[Collected data entries]
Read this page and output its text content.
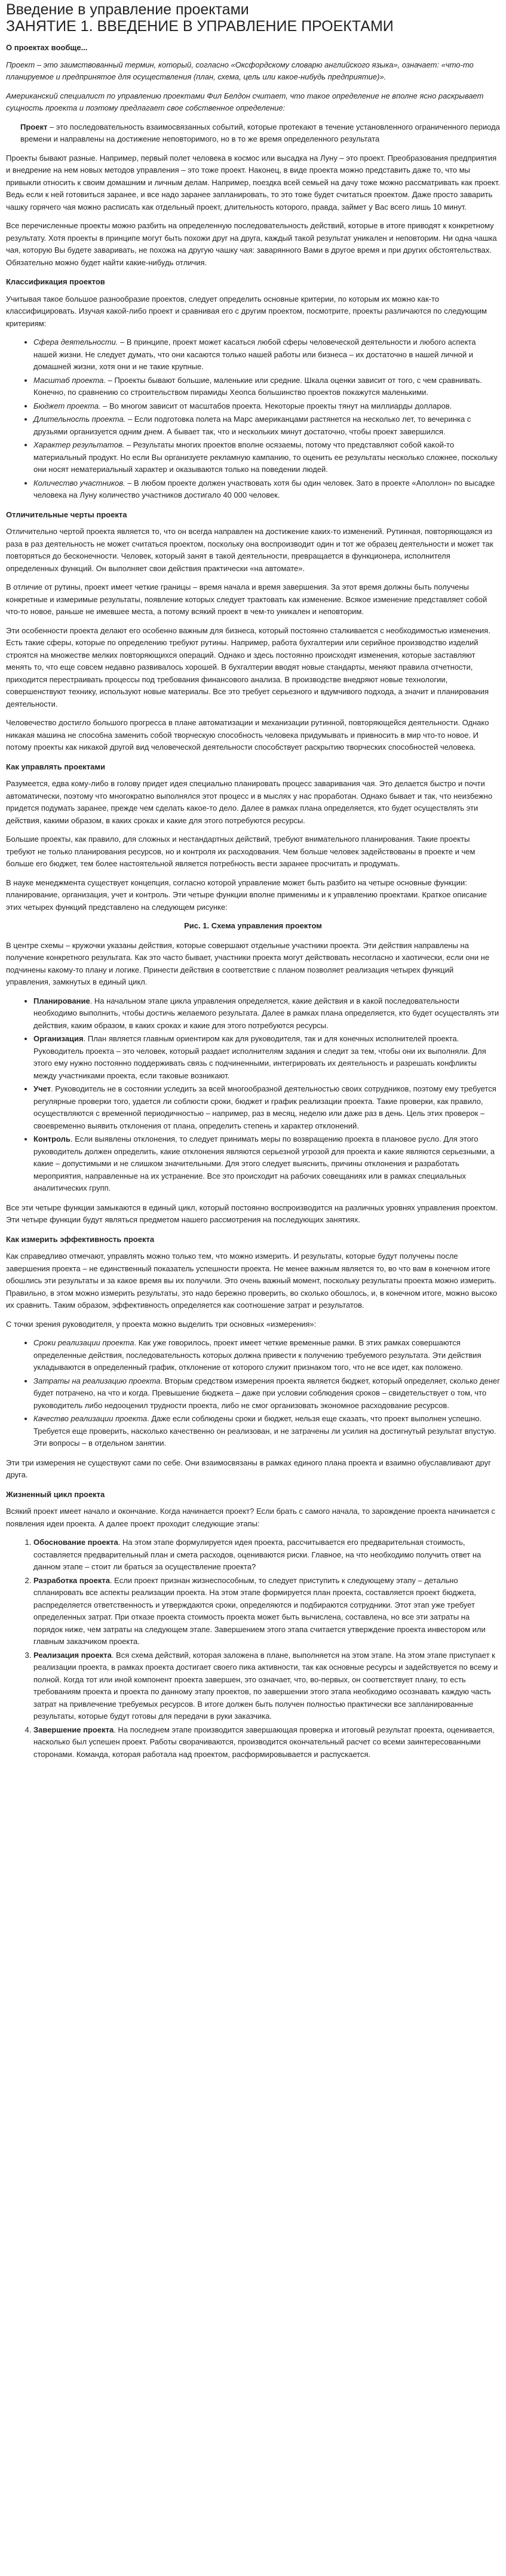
Введение в управление проектами
ЗАНЯТИЕ 1. ВВЕДЕНИЕ В УПРАВЛЕНИЕ ПРОЕКТАМИ
О проектах вообще...

Проект – это заимствованный термин, который, согласно «Оксфордскому словарю английского языка», означает: «что-то планируемое и предпринятое для осуществления (план, схема, цель или какое-нибудь предприятие)».

Американский специалист по управлению проектами Фил Белдон считает, что такое определение не вполне ясно раскрывает сущность проекта и поэтому предлагает свое собственное определение:

Проект – это последовательность взаимосвязанных событий, которые протекают в течение установленного ограниченного периода времени и направлены на достижение неповторимого, но в то же время определенного результата

Проекты бывают разные. Например, первый полет человека в космос или высадка на Луну – это проект. Преобразования предприятия и внедрение на нем новых методов управления – это тоже проект. Наконец, в виде проекта можно представить даже то, что мы привыкли относить к своим домашним и личным делам. Например, поездка всей семьей на дачу тоже можно рассматривать как проект. Ведь если к ней готовиться заранее, и все надо заранее запланировать, то это тоже будет считаться проектом. Даже просто заварить чашку горячего чая можно расписать как отдельный проект, длительность которого, правда, займет у Вас всего лишь 10 минут.

Все перечисленные проекты можно разбить на определенную последовательность действий, которые в итоге приводят к конкретному результату. Хотя проекты в принципе могут быть похожи друг на друга, каждый такой результат уникален и неповторим. Ни одна чашка чая, которую Вы будете заваривать, не похожа на другую чашку чая: заварянного Вами в другое время и при других обстоятельствах. Обязательно можно будет найти какие-нибудь отличия.

Классификация проектов

Учитывая такое большое разнообразие проектов, следует определить основные критерии, по которым их можно как-то классифицировать. Изучая какой-либо проект и сравнивая его с другим проектом, посмотрите, проекты различаются по следующим критериям:

• Сфера деятельности. – В принципе, проект может касаться любой сферы человеческой деятельности и любого аспекта нашей жизни. Не следует думать, что они касаются только нашей работы или бизнеса – их достаточно в нашей личной и домашней жизни, хотя они и не такие крупные.
• Масштаб проекта. – Проекты бывают большие, маленькие или средние. Шкала оценки зависит от того, с чем сравнивать. Конечно, по сравнению со строительством пирамиды Хеопса большинство проектов покажутся маленькими.
• Бюджет проекта. – Во многом зависит от масштабов проекта. Некоторые проекты тянут на миллиарды долларов.
• Длительность проекта. – Если подготовка полета на Марс американцами растянется на несколько лет, то вечеринка с друзьями организуется одним днем. А бывает так, что и нескольких минут достаточно, чтобы проект завершился.
• Характер результатов. – Результаты многих проектов вполне осязаемы, потому что представляют собой какой-то материальный продукт. Но если Вы организуете рекламную кампанию, то оценить ее результаты несколько сложнее, поскольку они носят нематериальный характер и оказываются только на поведении людей.
• Количество участников. – В любом проекте должен участвовать хотя бы один человек. Зато в проекте «Аполлон» по высадке человека на Луну количество участников достигало 40 000 человек.
Отличительные черты проекта

Отличительно чертой проекта является то, что он всегда направлен на достижение каких-то изменений. Рутинная, повторяющаяся из раза в раз деятельность не может считаться проектом, поскольку она воспроизводит один и тот же образец деятельности и может так повторяться до бесконечности. Человек, который занят в такой деятельности, превращается в функционера, исполнителя определенных функций. Он выполняет свои действия практически «на автомате».

В отличие от рутины, проект имеет четкие границы – время начала и время завершения. За этот время должны быть получены конкретные и измеримые результаты, появление которых следует трактовать как изменение. Всякое изменение представляет собой что-то новое, раньше не имевшее места, а потому всякий проект в чем-то уникален и неповторим.

Эти особенности проекта делают его особенно важным для бизнеса, который постоянно сталкивается с необходимостью изменения. Есть такие сферы, которые по определению требуют рутины. Например, работа бухгалтерии или серийное производство изделий строятся на множестве мелких повторяющихся операций. Однако и здесь постоянно происходят изменения, которые заставляют менять то, что еще совсем недавно развивалось хорошей. В бухгалтерии вводят новые стандарты, меняют правила отчетности, приходится перестраивать процессы под требования финансового анализа. В производстве внедряют новые технологии, совершенствуют технику, используют новые материалы. Все это требует серьезного и вдумчивого подхода, а значит и планирования деятельности.

Человечество достигло большого прогресса в плане автоматизации и механизации рутинной, повторяющейся деятельности. Однако никакая машина не способна заменить собой творческую способность человека придумывать и привносить в мир что-то новое. И потому проекты как никакой другой вид человеческой деятельности способствует раскрытию творческих способностей человека.

Как управлять проектами

Разумеется, едва кому-либо в голову придет идея специально планировать процесс заваривания чая. Это делается быстро и почти автоматически, поэтому что многократно выполнялся этот процесс и в мыслях у нас проработан. Однако бывает и так, что неизбежно придется подумать заранее, прежде чем сделать какое-то дело. Далее в рамках плана определяется, кто будет осуществлять эти действия, какими образом, в каких сроках и какие для этого потребуются ресурсы.

Большие проекты, как правило, для сложных и нестандартных действий, требуют внимательного планирования. Такие проекты требуют не только планирования ресурсов, но и контроля их расходования. Чем больше человек задействованы в проекте и чем больше его бюджет, тем более настоятельной является потребность вести заранее просчитать и продумать.

В науке менеджмента существует концепция, согласно которой управление может быть разбито на четыре основные функции: планирование, организация, учет и контроль. Эти четыре функции вполне применимы и к управлению проектами. Краткое описание этих четырех функций представлено на следующем рисунке:

Рис. 1. Схема управления проектом

В центре схемы – кружочки указаны действия, которые совершают отдельные участники проекта. Эти действия направлены на получение конкретного результата. Как это часто бывает, участники проекта могут действовать несогласно и хаотически, если они не подчинены какому-то плану и логике. Принести действия в соответствие с планом позволяет реализация четырех функций управления, замкнутых в единый цикл.

• Планирование. На начальном этапе цикла управления определяется, какие действия и в какой последовательности необходимо выполнить, чтобы достичь желаемого результата. Далее в рамках плана определяется, кто будет осуществлять эти действия, каким образом, в каких сроках и какие для этого потребуются ресурсы.
• Организация. План является главным ориентиром как для руководителя, так и для конечных исполнителей проекта. Руководитель проекта – это человек, который раздает исполнителям задания и следит за тем, чтобы они их выполняли. Для этого ему нужно постоянно поддерживать связь с подчиненными, интегрировать их деятельность и разрешать конфликты между участниками проекта, если таковые возникают.
• Учет. Руководитель не в состоянии уследить за всей многообразной деятельностью своих сотрудников, поэтому ему требуется регулярные проверки того, удается ли соблюсти сроки, бюджет и график реализации проекта. Такие проверки, как правило, осуществляются с временной периодичностью – например, раз в месяц, неделю или даже раз в день. Цель этих проверок – своевременно выявить отклонения от плана, определить степень и характер отклонений.
• Контроль. Если выявлены отклонения, то следует принимать меры по возвращению проекта в плановое русло. Для этого руководитель должен определить, какие отклонения являются серьезной угрозой для проекта и какие являются серьезными, а какие – допустимыми и не слишком значительными. Для этого следует выяснить, причины отклонения и разработать мероприятия, направленные на их устранение. Все это происходит на рабочих совещаниях или в рамках специальных аналитических групп.

Все эти четыре функции замыкаются в единый цикл, который постоянно воспроизводится на различных уровнях управления проектом. Эти четыре функции будут являться предметом нашего рассмотрения на последующих занятиях.

Как измерить эффективность проекта

Как справедливо отмечают, управлять можно только тем, что можно измерить. И результаты, которые будут получены после завершения проекта – не единственный показатель успешности проекта. Не менее важным является то, во что вам в конечном итоге обошлись эти результаты и за какое время вы их получили. Это очень важный момент, поскольку результаты проекта можно измерить. Правильно, в этом можно измерить результаты, это надо бережно проверить, во сколько обошлось, и, в конечном итоге, можно высоко их сравнить. Таким образом, эффективность определяется как соотношение затрат и результатов.

С точки зрения руководителя, у проекта можно выделить три основных «измерения»:

• Сроки реализации проекта. Как уже говорилось, проект имеет четкие временные рамки. В этих рамках совершаются определенные действия, последовательность которых должна привести к получению требуемого результата. Эти действия укладываются в определенный график, отклонение от которого служит признаком того, что не все идет, как положено.
• Затраты на реализацию проекта. Вторым средством измерения проекта является бюджет, который определяет, сколько денег будет потрачено, на что и когда. Превышение бюджета – даже при условии соблюдения сроков – свидетельствует о том, что руководитель либо недооценил трудности проекта, либо не смог организовать экономное расходование ресурсов.
• Качество реализации проекта. Даже если соблюдены сроки и бюджет, нельзя еще сказать, что проект выполнен успешно. Требуется еще проверить, насколько качественно он реализован, и не затрачены ли усилия на достигнутый результат впустую. Эти вопросы – в отдельном занятии.

Эти три измерения не существуют сами по себе. Они взаимосвязаны в рамках единого плана проекта и взаимно обуславливают друг друга.

Жизненный цикл проекта

Всякий проект имеет начало и окончание. Когда начинается проект? Если брать с самого начала, то зарождение проекта начинается с появления идеи проекта. А далее проект проходит следующие этапы:

1. Обоснование проекта. На этом этапе формулируется идея проекта, рассчитывается его предварительная стоимость, составляется предварительный план и смета расходов, оцениваются риски. Главное, на что необходимо получить ответ на данном этапе – стоит ли браться за осуществление проекта?
2. Разработка проекта. Если проект признан жизнеспособным, то следует приступить к следующему этапу – детально спланировать все аспекты реализации проекта. На этом этапе формируется план проекта, составляется проект бюджета, распределяется ответственность и утверждаются сроки, определяются и подбираются сотрудники. Этот этап уже требует определенных затрат. При отказе проекта стоимость проекта может быть вычислена, составлена, но все эти затраты на порядок ниже, чем затраты на следующем этапе. Завершением этого этапа считается утверждение проекта инвестором или главным заказчиком проекта.
3. Реализация проекта. Вся схема действий, которая заложена в плане, выполняется на этом этапе. На этом этапе приступает к реализации проекта, в рамках проекта достигает своего пика активности, так как основные ресурсы и задействуется по всему и полной. Когда тот или иной компонент проекта завершен, это означает, что, во-первых, он соответствует плану, то есть требованиям проекта и проекта по данному этапу проектов, по завершении этого этапа необходимо осознавать каждую часть затрат на привлечение требуемых ресурсов. В итоге должен быть получен полностью практически все запланированные результаты, которые будут готовы для передачи в руки заказчика.
4. Завершение проекта. На последнем этапе производится завершающая проверка и итоговый результат проекта, оценивается, насколько был успешен проект. Работы сворачиваются, производится окончательный расчет со всеми заинтересованными сторонами. Команда, которая работала над проектом, расформировывается и распускается.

### [Exercise objective]
How many lines of the listing above include the word "могут"? Reply with the number alone.

### [Exercise response]
2